-- Begin Input for this task --
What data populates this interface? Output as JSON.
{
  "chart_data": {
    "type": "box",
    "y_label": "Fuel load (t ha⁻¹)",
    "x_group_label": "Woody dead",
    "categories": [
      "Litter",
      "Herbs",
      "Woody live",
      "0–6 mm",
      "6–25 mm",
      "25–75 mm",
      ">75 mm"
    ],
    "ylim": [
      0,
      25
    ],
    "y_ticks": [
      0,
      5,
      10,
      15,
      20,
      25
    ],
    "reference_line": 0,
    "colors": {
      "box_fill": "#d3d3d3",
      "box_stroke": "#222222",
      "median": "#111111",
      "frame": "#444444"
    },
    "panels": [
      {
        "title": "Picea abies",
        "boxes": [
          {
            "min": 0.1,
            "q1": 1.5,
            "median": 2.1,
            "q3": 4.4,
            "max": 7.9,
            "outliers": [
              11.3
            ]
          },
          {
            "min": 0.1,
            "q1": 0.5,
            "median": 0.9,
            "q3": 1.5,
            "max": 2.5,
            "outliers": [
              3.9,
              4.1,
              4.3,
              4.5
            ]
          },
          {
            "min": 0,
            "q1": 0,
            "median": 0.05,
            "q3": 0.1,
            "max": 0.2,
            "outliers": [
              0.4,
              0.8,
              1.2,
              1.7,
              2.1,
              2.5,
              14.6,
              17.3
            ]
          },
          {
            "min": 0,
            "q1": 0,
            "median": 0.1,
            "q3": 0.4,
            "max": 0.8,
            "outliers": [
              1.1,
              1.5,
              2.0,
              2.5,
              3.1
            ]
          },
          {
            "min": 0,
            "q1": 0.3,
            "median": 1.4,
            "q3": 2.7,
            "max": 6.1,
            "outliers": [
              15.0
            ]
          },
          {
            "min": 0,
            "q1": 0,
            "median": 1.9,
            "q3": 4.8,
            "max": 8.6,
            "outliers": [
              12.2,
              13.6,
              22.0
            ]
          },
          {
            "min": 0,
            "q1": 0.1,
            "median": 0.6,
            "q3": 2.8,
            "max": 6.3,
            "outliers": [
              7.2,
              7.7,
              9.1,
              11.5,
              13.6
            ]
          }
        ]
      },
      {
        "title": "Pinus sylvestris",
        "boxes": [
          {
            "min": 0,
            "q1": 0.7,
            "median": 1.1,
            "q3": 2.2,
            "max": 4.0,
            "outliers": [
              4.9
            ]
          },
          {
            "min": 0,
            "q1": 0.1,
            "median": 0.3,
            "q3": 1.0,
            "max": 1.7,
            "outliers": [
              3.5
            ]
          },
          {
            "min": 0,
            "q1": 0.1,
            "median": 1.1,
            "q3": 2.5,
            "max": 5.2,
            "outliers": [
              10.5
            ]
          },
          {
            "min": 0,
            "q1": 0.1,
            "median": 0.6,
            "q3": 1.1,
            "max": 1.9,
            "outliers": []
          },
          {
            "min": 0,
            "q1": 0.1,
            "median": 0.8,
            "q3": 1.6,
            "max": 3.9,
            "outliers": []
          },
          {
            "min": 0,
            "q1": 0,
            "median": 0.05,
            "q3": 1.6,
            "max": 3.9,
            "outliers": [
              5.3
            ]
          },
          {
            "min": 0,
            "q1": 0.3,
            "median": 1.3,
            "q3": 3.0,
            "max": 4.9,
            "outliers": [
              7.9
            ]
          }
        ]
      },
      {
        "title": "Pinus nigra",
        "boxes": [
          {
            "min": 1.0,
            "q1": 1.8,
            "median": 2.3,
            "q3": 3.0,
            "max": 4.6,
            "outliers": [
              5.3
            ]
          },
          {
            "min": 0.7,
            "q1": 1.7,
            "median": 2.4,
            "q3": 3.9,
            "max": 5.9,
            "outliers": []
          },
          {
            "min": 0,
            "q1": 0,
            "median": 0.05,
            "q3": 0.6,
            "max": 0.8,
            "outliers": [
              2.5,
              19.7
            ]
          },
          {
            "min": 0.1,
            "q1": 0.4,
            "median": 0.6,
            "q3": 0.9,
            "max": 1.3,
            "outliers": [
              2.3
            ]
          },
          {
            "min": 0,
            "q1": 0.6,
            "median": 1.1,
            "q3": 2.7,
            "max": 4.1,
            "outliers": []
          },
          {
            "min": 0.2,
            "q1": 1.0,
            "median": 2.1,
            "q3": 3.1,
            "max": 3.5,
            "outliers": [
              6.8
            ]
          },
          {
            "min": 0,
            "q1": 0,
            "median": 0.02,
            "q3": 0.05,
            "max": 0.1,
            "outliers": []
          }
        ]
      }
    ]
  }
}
-- End Input for this task --
Give only the number of lines in the material above that hold the word "Pinus".

- **The answer**: 2